BEGIN Material to process
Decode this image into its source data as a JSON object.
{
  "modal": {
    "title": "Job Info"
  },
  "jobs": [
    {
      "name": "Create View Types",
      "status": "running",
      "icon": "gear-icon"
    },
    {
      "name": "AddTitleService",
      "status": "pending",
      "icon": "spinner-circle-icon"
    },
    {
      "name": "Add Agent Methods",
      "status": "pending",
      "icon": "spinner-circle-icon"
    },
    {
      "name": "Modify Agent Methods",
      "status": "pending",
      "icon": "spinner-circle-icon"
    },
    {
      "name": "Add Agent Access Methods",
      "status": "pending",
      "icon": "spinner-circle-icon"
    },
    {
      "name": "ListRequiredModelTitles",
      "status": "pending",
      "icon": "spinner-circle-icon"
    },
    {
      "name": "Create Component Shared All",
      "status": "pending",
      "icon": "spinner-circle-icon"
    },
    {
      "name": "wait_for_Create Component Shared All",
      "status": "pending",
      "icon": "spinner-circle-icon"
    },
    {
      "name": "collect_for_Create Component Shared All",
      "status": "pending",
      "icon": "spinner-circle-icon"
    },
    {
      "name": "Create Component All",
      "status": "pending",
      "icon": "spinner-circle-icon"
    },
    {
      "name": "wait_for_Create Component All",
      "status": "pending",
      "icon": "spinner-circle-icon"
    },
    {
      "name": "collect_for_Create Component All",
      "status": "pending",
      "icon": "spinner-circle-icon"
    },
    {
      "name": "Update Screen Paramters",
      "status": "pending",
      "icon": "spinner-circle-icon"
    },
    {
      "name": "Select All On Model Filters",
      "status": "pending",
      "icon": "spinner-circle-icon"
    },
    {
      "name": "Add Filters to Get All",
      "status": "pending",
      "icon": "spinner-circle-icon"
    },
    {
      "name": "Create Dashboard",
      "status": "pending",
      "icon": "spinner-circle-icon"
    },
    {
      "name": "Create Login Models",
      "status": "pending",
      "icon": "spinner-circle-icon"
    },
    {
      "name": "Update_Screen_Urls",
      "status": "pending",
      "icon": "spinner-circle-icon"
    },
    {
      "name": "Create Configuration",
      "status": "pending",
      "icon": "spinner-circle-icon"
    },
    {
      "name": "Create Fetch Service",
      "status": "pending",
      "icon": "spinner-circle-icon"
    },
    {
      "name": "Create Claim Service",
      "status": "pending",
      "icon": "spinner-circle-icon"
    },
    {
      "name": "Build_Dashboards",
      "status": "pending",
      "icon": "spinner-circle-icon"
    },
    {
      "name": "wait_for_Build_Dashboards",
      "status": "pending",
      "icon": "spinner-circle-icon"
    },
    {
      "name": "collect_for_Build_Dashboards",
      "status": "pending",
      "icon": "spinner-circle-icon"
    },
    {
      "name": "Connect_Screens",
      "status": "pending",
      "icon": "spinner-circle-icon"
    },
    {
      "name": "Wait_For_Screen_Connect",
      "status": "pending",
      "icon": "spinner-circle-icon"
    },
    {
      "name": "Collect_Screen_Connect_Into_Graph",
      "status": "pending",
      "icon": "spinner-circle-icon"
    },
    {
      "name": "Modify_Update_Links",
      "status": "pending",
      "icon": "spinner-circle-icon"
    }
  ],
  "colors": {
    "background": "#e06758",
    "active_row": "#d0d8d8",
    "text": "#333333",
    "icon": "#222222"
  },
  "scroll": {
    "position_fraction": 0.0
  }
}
END Material to process
**What you need to do**: Produce a verbatim transcription of the entries above.

**Task output**:
Decode this image into its source data as a JSON object.
{
  "modal": {
    "title": "Job Info"
  },
  "jobs": [
    {
      "name": "Create View Types",
      "status": "running",
      "icon": "gear-icon"
    },
    {
      "name": "AddTitleService",
      "status": "pending",
      "icon": "spinner-circle-icon"
    },
    {
      "name": "Add Agent Methods",
      "status": "pending",
      "icon": "spinner-circle-icon"
    },
    {
      "name": "Modify Agent Methods",
      "status": "pending",
      "icon": "spinner-circle-icon"
    },
    {
      "name": "Add Agent Access Methods",
      "status": "pending",
      "icon": "spinner-circle-icon"
    },
    {
      "name": "ListRequiredModelTitles",
      "status": "pending",
      "icon": "spinner-circle-icon"
    },
    {
      "name": "Create Component Shared All",
      "status": "pending",
      "icon": "spinner-circle-icon"
    },
    {
      "name": "wait_for_Create Component Shared All",
      "status": "pending",
      "icon": "spinner-circle-icon"
    },
    {
      "name": "collect_for_Create Component Shared All",
      "status": "pending",
      "icon": "spinner-circle-icon"
    },
    {
      "name": "Create Component All",
      "status": "pending",
      "icon": "spinner-circle-icon"
    },
    {
      "name": "wait_for_Create Component All",
      "status": "pending",
      "icon": "spinner-circle-icon"
    },
    {
      "name": "collect_for_Create Component All",
      "status": "pending",
      "icon": "spinner-circle-icon"
    },
    {
      "name": "Update Screen Paramters",
      "status": "pending",
      "icon": "spinner-circle-icon"
    },
    {
      "name": "Select All On Model Filters",
      "status": "pending",
      "icon": "spinner-circle-icon"
    },
    {
      "name": "Add Filters to Get All",
      "status": "pending",
      "icon": "spinner-circle-icon"
    },
    {
      "name": "Create Dashboard",
      "status": "pending",
      "icon": "spinner-circle-icon"
    },
    {
      "name": "Create Login Models",
      "status": "pending",
      "icon": "spinner-circle-icon"
    },
    {
      "name": "Update_Screen_Urls",
      "status": "pending",
      "icon": "spinner-circle-icon"
    },
    {
      "name": "Create Configuration",
      "status": "pending",
      "icon": "spinner-circle-icon"
    },
    {
      "name": "Create Fetch Service",
      "status": "pending",
      "icon": "spinner-circle-icon"
    },
    {
      "name": "Create Claim Service",
      "status": "pending",
      "icon": "spinner-circle-icon"
    },
    {
      "name": "Build_Dashboards",
      "status": "pending",
      "icon": "spinner-circle-icon"
    },
    {
      "name": "wait_for_Build_Dashboards",
      "status": "pending",
      "icon": "spinner-circle-icon"
    },
    {
      "name": "collect_for_Build_Dashboards",
      "status": "pending",
      "icon": "spinner-circle-icon"
    },
    {
      "name": "Connect_Screens",
      "status": "pending",
      "icon": "spinner-circle-icon"
    },
    {
      "name": "Wait_For_Screen_Connect",
      "status": "pending",
      "icon": "spinner-circle-icon"
    },
    {
      "name": "Collect_Screen_Connect_Into_Graph",
      "status": "pending",
      "icon": "spinner-circle-icon"
    },
    {
      "name": "Modify_Update_Links",
      "status": "pending",
      "icon": "spinner-circle-icon"
    }
  ],
  "colors": {
    "background": "#e06758",
    "active_row": "#d0d8d8",
    "text": "#333333",
    "icon": "#222222"
  },
  "scroll": {
    "position_fraction": 0.0
  }
}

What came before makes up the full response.